> [What you are asked to do] As an exercise in exact copying, transcribe the lines below from the one holding "Enumerate this screenshot's" through the last, with both ends included and pictures left out.

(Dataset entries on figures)
BEGIN
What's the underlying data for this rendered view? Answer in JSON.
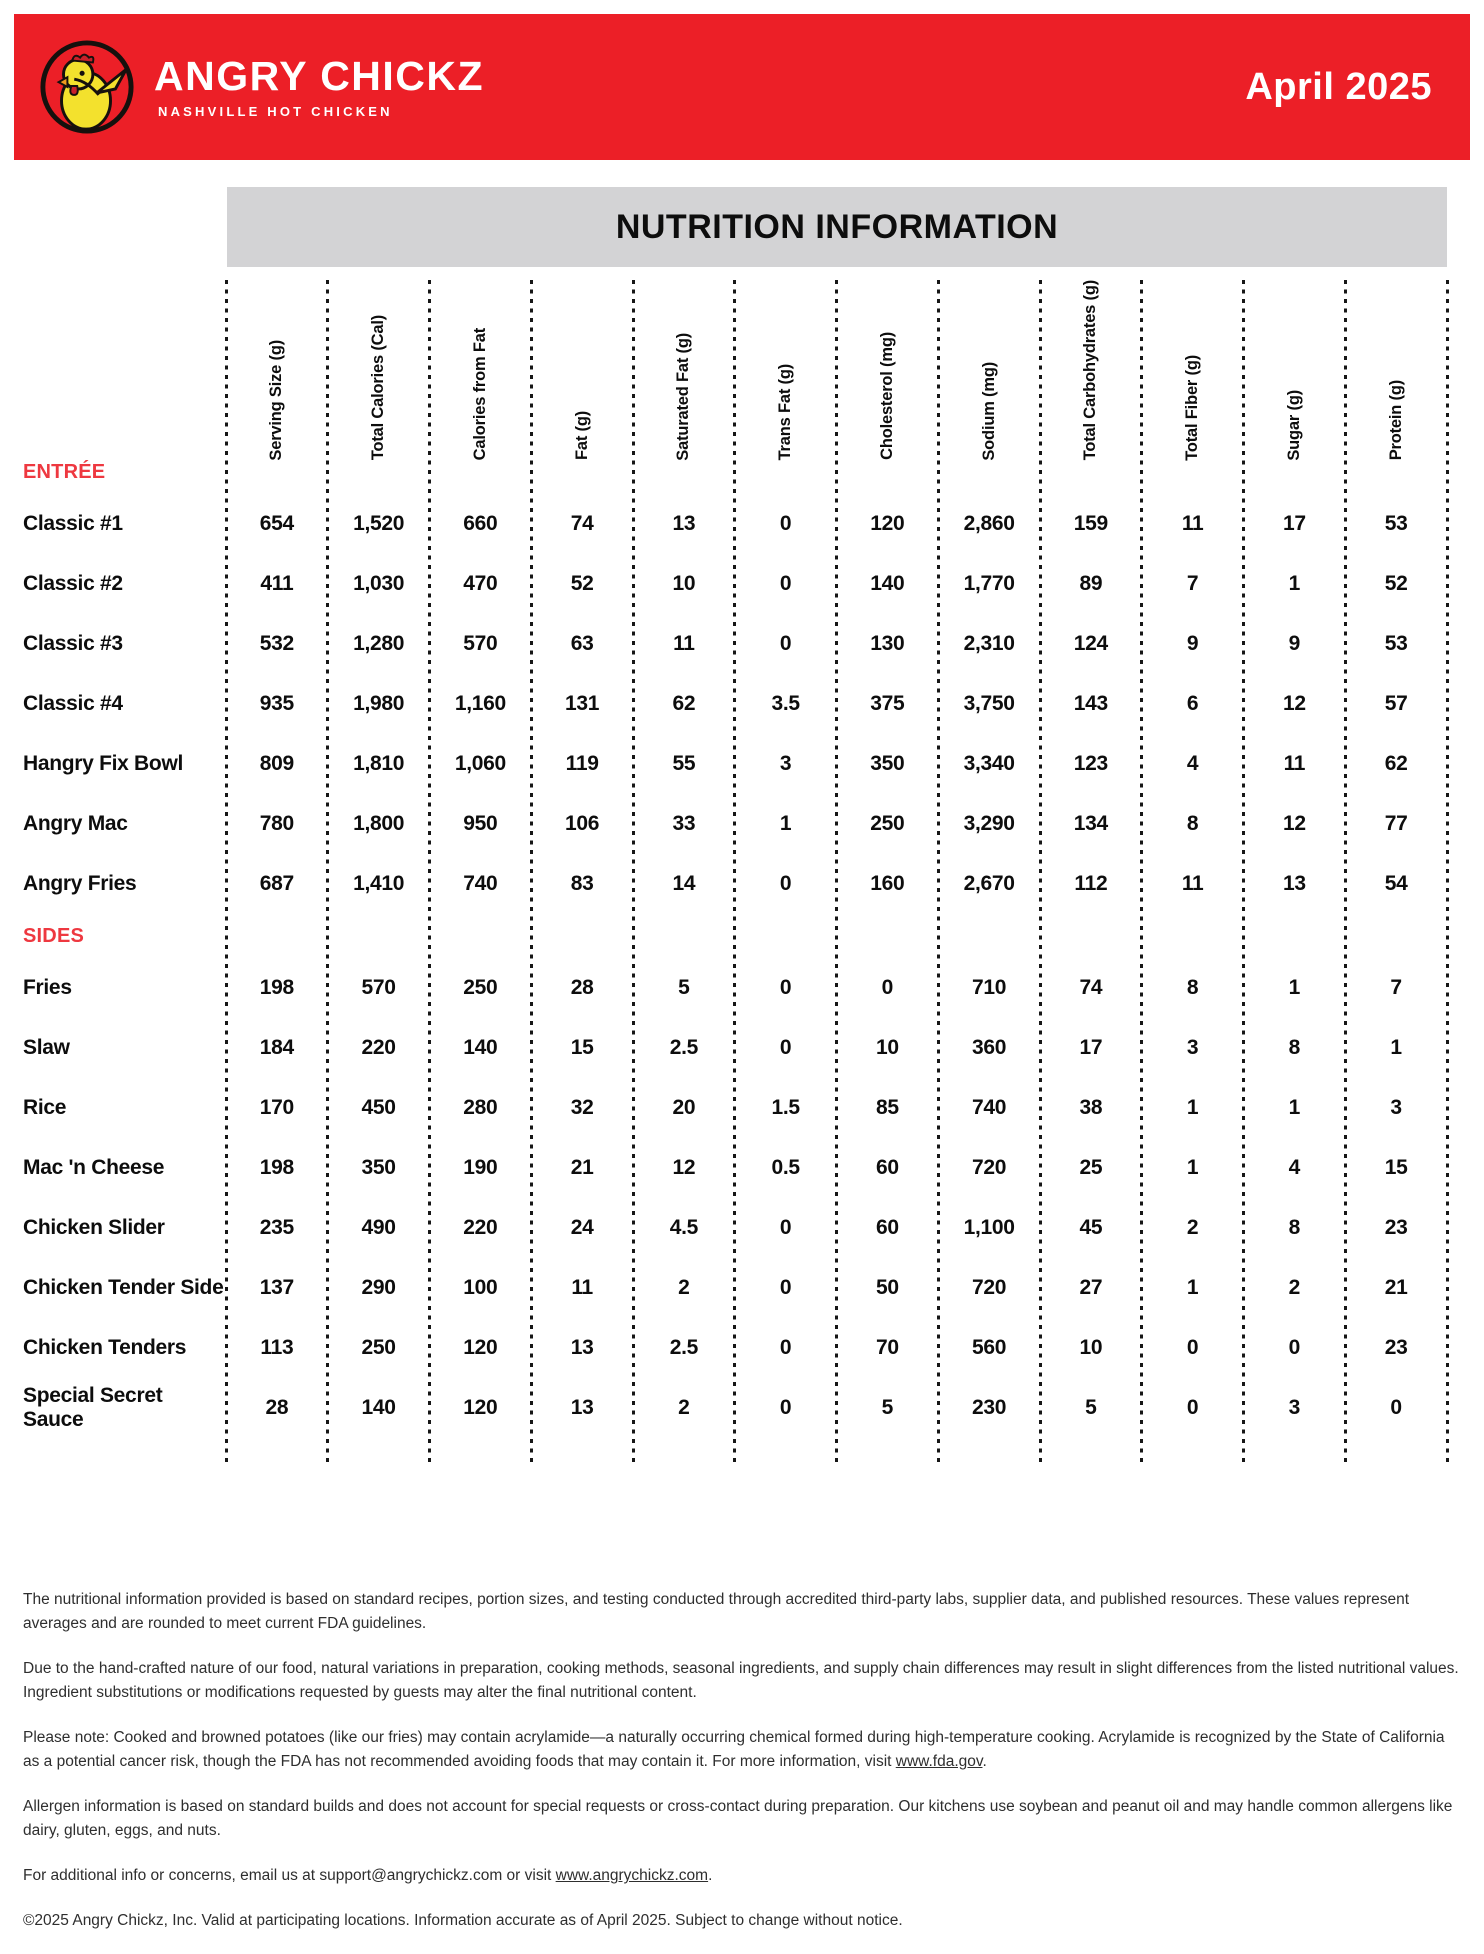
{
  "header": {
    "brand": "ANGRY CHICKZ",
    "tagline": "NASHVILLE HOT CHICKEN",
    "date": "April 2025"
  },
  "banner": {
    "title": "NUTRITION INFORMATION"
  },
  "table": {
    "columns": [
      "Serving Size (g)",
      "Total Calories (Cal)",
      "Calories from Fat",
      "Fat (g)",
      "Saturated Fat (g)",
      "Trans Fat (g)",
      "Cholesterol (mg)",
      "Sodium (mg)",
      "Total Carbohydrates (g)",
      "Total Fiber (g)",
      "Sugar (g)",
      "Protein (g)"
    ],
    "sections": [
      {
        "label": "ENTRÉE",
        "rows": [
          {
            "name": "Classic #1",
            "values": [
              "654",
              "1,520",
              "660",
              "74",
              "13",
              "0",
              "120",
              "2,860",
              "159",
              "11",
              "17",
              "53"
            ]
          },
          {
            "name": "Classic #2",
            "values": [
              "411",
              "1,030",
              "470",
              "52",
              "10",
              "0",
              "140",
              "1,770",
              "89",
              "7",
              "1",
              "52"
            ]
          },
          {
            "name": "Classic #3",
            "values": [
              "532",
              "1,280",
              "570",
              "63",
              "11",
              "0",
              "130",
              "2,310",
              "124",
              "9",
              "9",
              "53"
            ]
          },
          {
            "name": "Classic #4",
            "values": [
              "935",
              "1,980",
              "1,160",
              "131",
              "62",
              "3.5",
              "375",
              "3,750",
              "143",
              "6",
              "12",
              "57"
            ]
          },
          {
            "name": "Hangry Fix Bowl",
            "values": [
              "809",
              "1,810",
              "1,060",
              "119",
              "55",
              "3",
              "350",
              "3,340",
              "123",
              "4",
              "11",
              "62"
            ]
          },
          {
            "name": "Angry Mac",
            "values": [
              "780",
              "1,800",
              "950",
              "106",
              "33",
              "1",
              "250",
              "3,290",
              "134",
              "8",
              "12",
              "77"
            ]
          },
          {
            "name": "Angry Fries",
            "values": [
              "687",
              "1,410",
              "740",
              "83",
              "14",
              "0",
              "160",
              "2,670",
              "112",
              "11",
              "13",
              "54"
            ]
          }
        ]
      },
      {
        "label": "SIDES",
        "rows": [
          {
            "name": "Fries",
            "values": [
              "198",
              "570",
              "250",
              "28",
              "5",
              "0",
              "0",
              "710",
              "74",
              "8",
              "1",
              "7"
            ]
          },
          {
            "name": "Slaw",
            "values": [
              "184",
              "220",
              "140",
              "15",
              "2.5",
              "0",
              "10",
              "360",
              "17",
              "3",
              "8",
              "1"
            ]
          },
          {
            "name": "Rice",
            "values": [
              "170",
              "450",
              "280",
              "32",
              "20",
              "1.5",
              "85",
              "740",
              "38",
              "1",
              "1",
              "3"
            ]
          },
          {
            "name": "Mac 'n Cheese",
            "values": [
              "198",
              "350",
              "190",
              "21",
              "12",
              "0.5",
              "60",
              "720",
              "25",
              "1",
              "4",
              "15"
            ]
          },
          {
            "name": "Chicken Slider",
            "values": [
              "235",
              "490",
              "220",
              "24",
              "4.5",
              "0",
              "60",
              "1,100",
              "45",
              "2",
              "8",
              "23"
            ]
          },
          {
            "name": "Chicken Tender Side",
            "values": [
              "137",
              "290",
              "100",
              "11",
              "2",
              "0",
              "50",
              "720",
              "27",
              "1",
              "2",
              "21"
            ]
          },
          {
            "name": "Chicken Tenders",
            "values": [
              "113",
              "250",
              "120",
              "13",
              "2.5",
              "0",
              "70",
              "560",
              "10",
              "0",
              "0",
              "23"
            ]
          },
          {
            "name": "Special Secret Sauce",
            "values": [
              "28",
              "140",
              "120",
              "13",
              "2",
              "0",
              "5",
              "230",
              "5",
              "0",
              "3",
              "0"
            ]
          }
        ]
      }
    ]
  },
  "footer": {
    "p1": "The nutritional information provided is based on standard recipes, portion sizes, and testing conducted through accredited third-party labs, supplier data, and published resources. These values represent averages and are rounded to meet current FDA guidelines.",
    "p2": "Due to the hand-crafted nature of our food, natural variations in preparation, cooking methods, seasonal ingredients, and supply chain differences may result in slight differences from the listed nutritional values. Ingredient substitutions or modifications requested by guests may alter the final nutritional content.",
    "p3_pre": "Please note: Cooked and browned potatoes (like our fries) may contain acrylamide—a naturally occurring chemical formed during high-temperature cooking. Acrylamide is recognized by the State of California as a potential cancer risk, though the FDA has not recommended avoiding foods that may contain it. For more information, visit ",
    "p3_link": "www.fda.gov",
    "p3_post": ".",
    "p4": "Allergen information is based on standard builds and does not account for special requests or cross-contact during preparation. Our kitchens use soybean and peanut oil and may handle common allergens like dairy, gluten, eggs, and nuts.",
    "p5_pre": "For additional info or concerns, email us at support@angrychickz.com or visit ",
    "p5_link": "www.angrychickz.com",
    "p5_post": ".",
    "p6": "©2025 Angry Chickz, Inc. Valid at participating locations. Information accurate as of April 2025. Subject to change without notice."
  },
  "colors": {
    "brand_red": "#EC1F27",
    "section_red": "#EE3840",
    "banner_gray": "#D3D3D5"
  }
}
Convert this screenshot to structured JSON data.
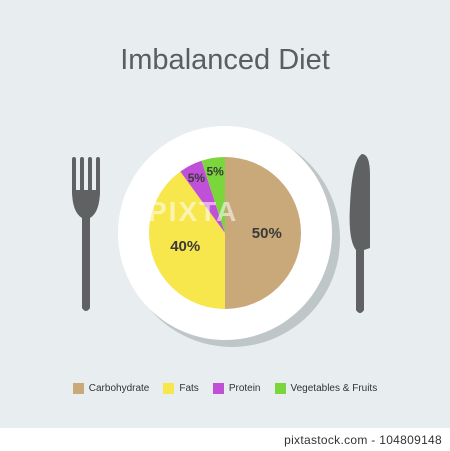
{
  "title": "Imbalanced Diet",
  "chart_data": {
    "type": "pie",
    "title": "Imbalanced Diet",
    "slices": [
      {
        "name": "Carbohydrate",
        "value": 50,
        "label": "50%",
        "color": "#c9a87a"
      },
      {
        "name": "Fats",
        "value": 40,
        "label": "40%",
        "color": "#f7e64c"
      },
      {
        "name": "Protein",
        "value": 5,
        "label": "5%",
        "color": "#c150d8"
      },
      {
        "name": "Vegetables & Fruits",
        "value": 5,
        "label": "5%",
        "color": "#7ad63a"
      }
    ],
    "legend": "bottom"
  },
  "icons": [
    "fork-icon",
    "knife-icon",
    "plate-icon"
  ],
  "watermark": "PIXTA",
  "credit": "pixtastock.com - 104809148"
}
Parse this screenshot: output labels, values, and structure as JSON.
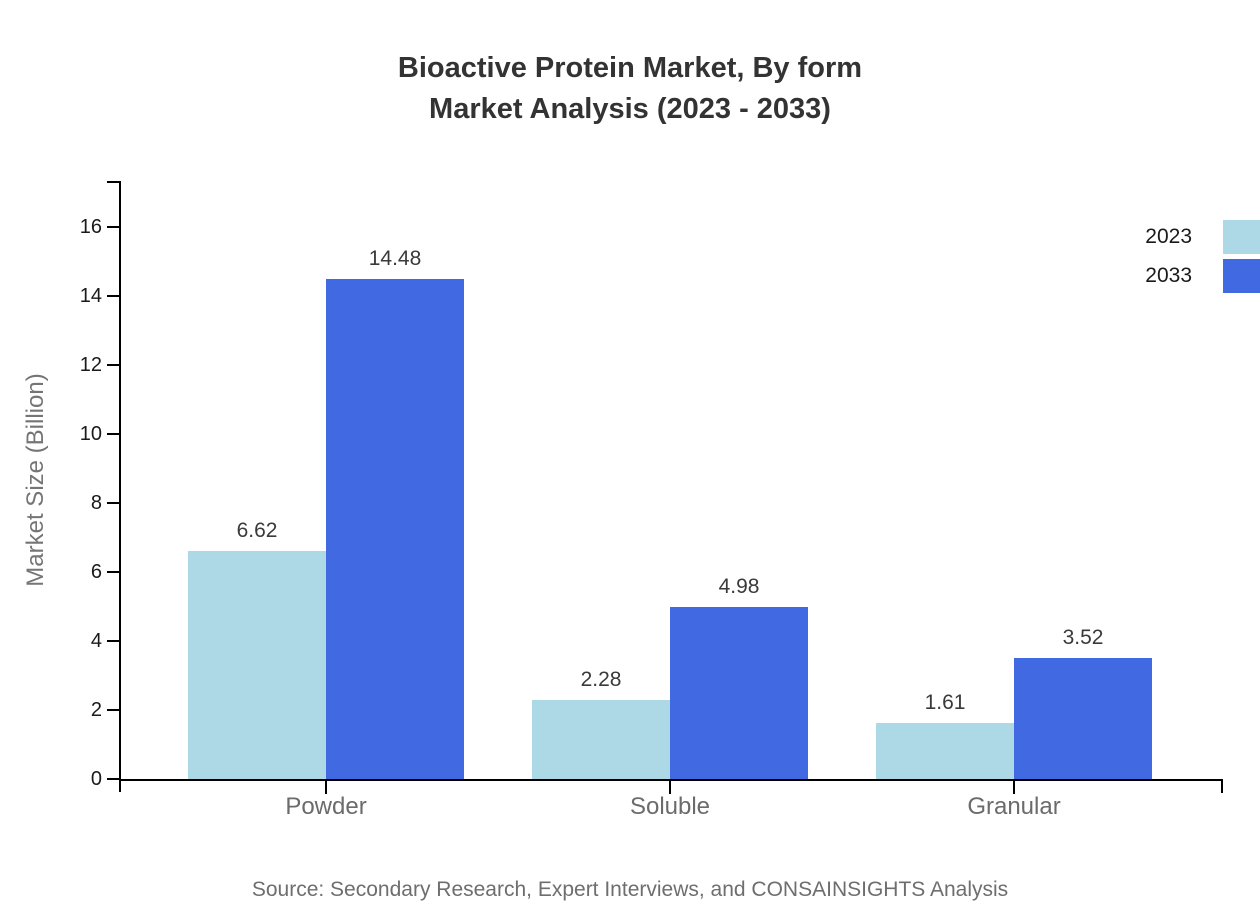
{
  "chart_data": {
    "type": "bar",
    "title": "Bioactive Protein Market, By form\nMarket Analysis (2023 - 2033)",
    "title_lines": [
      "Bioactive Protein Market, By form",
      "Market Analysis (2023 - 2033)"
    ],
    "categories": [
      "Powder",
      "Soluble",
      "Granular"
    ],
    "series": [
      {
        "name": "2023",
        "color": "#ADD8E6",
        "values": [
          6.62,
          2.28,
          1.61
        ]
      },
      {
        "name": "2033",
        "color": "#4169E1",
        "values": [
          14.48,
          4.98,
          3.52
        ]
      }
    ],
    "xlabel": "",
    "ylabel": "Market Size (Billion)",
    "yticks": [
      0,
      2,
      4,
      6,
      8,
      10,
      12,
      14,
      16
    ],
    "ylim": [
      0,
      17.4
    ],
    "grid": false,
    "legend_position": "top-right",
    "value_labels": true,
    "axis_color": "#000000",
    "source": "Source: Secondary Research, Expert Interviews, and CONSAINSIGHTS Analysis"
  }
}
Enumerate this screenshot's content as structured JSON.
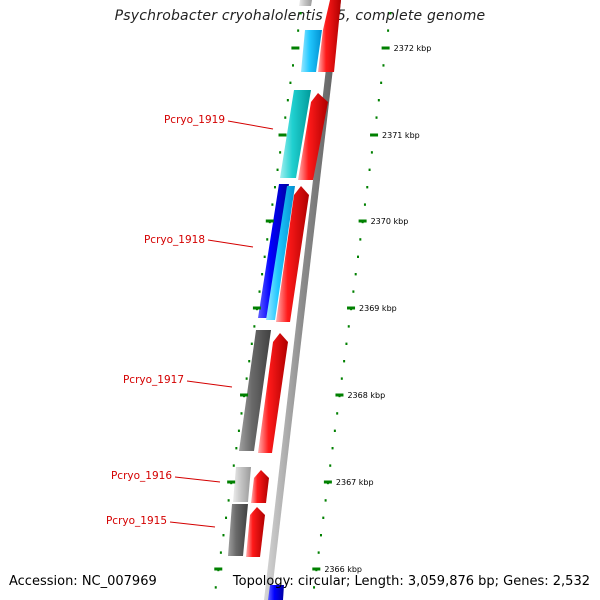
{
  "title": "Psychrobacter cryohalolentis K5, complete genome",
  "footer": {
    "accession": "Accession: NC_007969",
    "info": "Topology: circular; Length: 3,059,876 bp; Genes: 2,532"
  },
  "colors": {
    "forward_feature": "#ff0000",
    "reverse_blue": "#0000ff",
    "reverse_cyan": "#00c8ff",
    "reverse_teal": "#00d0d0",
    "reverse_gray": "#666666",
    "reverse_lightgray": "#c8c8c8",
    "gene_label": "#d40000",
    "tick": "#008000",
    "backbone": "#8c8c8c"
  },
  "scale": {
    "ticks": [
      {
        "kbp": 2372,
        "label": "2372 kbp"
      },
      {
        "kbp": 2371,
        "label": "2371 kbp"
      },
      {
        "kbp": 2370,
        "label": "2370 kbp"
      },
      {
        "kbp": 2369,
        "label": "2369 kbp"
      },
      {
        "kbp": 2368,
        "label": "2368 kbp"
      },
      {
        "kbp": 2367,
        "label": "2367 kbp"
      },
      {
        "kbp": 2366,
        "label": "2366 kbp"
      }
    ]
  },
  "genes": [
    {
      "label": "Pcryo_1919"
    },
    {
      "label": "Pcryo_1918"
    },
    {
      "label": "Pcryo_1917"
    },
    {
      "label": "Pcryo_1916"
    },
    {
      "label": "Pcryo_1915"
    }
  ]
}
END
> [Response to this task]
Enumerate this screenshot's content as structured JSON.
{
  "title": "Psychrobacter cryohalolentis K5, complete genome",
  "footer": {
    "accession": "Accession: NC_007969",
    "info": "Topology: circular; Length: 3,059,876 bp; Genes: 2,532"
  },
  "colors": {
    "forward_feature": "#ff0000",
    "reverse_blue": "#0000ff",
    "reverse_cyan": "#00c8ff",
    "reverse_teal": "#00d0d0",
    "reverse_gray": "#666666",
    "reverse_lightgray": "#c8c8c8",
    "gene_label": "#d40000",
    "tick": "#008000",
    "backbone": "#8c8c8c"
  },
  "scale": {
    "ticks": [
      {
        "kbp": 2372,
        "label": "2372 kbp"
      },
      {
        "kbp": 2371,
        "label": "2371 kbp"
      },
      {
        "kbp": 2370,
        "label": "2370 kbp"
      },
      {
        "kbp": 2369,
        "label": "2369 kbp"
      },
      {
        "kbp": 2368,
        "label": "2368 kbp"
      },
      {
        "kbp": 2367,
        "label": "2367 kbp"
      },
      {
        "kbp": 2366,
        "label": "2366 kbp"
      }
    ]
  },
  "genes": [
    {
      "label": "Pcryo_1919"
    },
    {
      "label": "Pcryo_1918"
    },
    {
      "label": "Pcryo_1917"
    },
    {
      "label": "Pcryo_1916"
    },
    {
      "label": "Pcryo_1915"
    }
  ]
}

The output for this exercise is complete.